:: TRY IT ::
With pictures omitted, restate the data word for word.

:: LISTED ENTRIES ::

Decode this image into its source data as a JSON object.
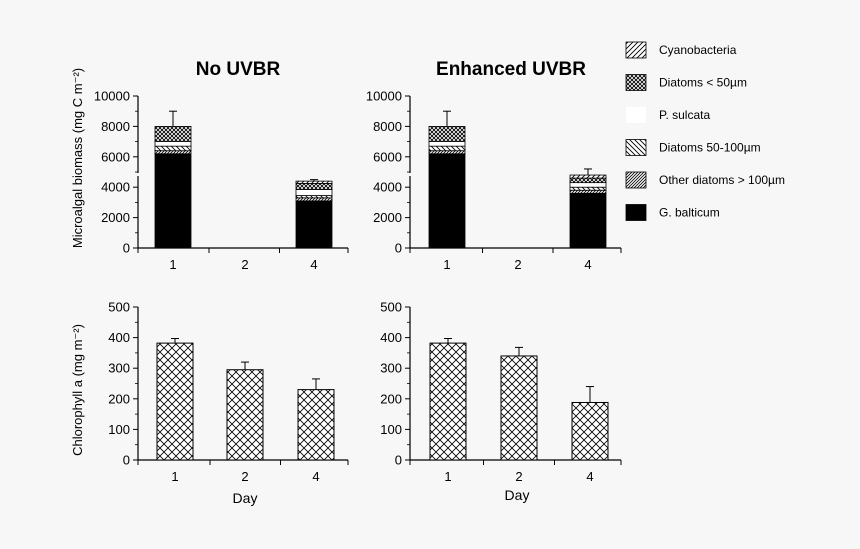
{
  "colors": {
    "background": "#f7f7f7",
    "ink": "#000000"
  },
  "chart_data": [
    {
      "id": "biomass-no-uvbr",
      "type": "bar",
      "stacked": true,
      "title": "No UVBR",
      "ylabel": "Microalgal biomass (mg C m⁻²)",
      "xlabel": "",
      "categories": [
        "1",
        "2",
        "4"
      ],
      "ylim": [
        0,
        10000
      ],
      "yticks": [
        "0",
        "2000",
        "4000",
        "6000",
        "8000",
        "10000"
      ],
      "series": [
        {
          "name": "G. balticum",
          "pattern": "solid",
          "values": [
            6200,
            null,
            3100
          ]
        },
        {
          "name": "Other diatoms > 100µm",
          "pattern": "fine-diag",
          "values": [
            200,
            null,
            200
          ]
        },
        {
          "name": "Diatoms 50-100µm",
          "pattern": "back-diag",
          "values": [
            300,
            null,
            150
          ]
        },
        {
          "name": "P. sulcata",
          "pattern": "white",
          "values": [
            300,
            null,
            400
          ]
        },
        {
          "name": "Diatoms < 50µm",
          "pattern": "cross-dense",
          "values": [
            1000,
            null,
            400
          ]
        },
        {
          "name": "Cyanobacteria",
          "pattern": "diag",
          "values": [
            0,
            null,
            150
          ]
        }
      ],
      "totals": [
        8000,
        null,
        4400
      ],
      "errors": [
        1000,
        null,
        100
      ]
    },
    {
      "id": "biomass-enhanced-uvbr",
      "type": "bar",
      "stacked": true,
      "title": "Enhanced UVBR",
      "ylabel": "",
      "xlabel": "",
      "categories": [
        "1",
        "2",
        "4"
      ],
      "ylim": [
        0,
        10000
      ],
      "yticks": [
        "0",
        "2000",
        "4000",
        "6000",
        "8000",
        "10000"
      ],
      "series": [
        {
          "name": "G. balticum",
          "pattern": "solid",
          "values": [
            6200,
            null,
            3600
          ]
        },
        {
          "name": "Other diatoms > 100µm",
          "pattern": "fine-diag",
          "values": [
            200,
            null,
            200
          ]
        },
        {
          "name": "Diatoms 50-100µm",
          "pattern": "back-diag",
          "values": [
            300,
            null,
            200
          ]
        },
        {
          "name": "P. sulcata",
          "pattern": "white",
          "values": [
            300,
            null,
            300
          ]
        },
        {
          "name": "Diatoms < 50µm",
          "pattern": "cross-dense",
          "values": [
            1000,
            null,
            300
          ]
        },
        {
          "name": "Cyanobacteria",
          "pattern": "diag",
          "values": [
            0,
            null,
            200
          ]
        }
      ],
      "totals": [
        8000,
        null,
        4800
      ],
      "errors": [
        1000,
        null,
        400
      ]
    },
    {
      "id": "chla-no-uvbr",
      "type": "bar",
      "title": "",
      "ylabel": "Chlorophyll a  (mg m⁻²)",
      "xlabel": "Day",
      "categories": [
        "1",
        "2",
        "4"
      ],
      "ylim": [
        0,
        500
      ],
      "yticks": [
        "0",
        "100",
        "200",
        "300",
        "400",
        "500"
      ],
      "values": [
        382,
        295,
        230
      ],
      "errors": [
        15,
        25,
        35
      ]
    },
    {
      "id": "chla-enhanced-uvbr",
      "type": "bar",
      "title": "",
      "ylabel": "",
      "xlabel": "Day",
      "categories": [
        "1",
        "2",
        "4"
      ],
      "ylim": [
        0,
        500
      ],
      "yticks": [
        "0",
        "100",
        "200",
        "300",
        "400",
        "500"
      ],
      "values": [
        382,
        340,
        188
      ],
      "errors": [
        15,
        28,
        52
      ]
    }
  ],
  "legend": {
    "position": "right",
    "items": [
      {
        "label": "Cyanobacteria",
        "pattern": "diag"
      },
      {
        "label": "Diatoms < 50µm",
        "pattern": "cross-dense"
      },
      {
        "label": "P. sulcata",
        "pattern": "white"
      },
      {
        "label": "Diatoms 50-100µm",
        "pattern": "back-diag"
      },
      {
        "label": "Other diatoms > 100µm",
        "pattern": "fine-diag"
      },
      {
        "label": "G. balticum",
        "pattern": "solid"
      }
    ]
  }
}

:: WRITTEN RESPONSE ::
Decode this image into its source data as a JSON object.
{
  "colors": {
    "background": "#f7f7f7",
    "ink": "#000000"
  },
  "chart_data": [
    {
      "id": "biomass-no-uvbr",
      "type": "bar",
      "stacked": true,
      "title": "No UVBR",
      "ylabel": "Microalgal biomass (mg C m⁻²)",
      "xlabel": "",
      "categories": [
        "1",
        "2",
        "4"
      ],
      "ylim": [
        0,
        10000
      ],
      "yticks": [
        "0",
        "2000",
        "4000",
        "6000",
        "8000",
        "10000"
      ],
      "series": [
        {
          "name": "G. balticum",
          "pattern": "solid",
          "values": [
            6200,
            null,
            3100
          ]
        },
        {
          "name": "Other diatoms > 100µm",
          "pattern": "fine-diag",
          "values": [
            200,
            null,
            200
          ]
        },
        {
          "name": "Diatoms 50-100µm",
          "pattern": "back-diag",
          "values": [
            300,
            null,
            150
          ]
        },
        {
          "name": "P. sulcata",
          "pattern": "white",
          "values": [
            300,
            null,
            400
          ]
        },
        {
          "name": "Diatoms < 50µm",
          "pattern": "cross-dense",
          "values": [
            1000,
            null,
            400
          ]
        },
        {
          "name": "Cyanobacteria",
          "pattern": "diag",
          "values": [
            0,
            null,
            150
          ]
        }
      ],
      "totals": [
        8000,
        null,
        4400
      ],
      "errors": [
        1000,
        null,
        100
      ]
    },
    {
      "id": "biomass-enhanced-uvbr",
      "type": "bar",
      "stacked": true,
      "title": "Enhanced UVBR",
      "ylabel": "",
      "xlabel": "",
      "categories": [
        "1",
        "2",
        "4"
      ],
      "ylim": [
        0,
        10000
      ],
      "yticks": [
        "0",
        "2000",
        "4000",
        "6000",
        "8000",
        "10000"
      ],
      "series": [
        {
          "name": "G. balticum",
          "pattern": "solid",
          "values": [
            6200,
            null,
            3600
          ]
        },
        {
          "name": "Other diatoms > 100µm",
          "pattern": "fine-diag",
          "values": [
            200,
            null,
            200
          ]
        },
        {
          "name": "Diatoms 50-100µm",
          "pattern": "back-diag",
          "values": [
            300,
            null,
            200
          ]
        },
        {
          "name": "P. sulcata",
          "pattern": "white",
          "values": [
            300,
            null,
            300
          ]
        },
        {
          "name": "Diatoms < 50µm",
          "pattern": "cross-dense",
          "values": [
            1000,
            null,
            300
          ]
        },
        {
          "name": "Cyanobacteria",
          "pattern": "diag",
          "values": [
            0,
            null,
            200
          ]
        }
      ],
      "totals": [
        8000,
        null,
        4800
      ],
      "errors": [
        1000,
        null,
        400
      ]
    },
    {
      "id": "chla-no-uvbr",
      "type": "bar",
      "title": "",
      "ylabel": "Chlorophyll a  (mg m⁻²)",
      "xlabel": "Day",
      "categories": [
        "1",
        "2",
        "4"
      ],
      "ylim": [
        0,
        500
      ],
      "yticks": [
        "0",
        "100",
        "200",
        "300",
        "400",
        "500"
      ],
      "values": [
        382,
        295,
        230
      ],
      "errors": [
        15,
        25,
        35
      ]
    },
    {
      "id": "chla-enhanced-uvbr",
      "type": "bar",
      "title": "",
      "ylabel": "",
      "xlabel": "Day",
      "categories": [
        "1",
        "2",
        "4"
      ],
      "ylim": [
        0,
        500
      ],
      "yticks": [
        "0",
        "100",
        "200",
        "300",
        "400",
        "500"
      ],
      "values": [
        382,
        340,
        188
      ],
      "errors": [
        15,
        28,
        52
      ]
    }
  ],
  "legend": {
    "position": "right",
    "items": [
      {
        "label": "Cyanobacteria",
        "pattern": "diag"
      },
      {
        "label": "Diatoms < 50µm",
        "pattern": "cross-dense"
      },
      {
        "label": "P. sulcata",
        "pattern": "white"
      },
      {
        "label": "Diatoms 50-100µm",
        "pattern": "back-diag"
      },
      {
        "label": "Other diatoms > 100µm",
        "pattern": "fine-diag"
      },
      {
        "label": "G. balticum",
        "pattern": "solid"
      }
    ]
  }
}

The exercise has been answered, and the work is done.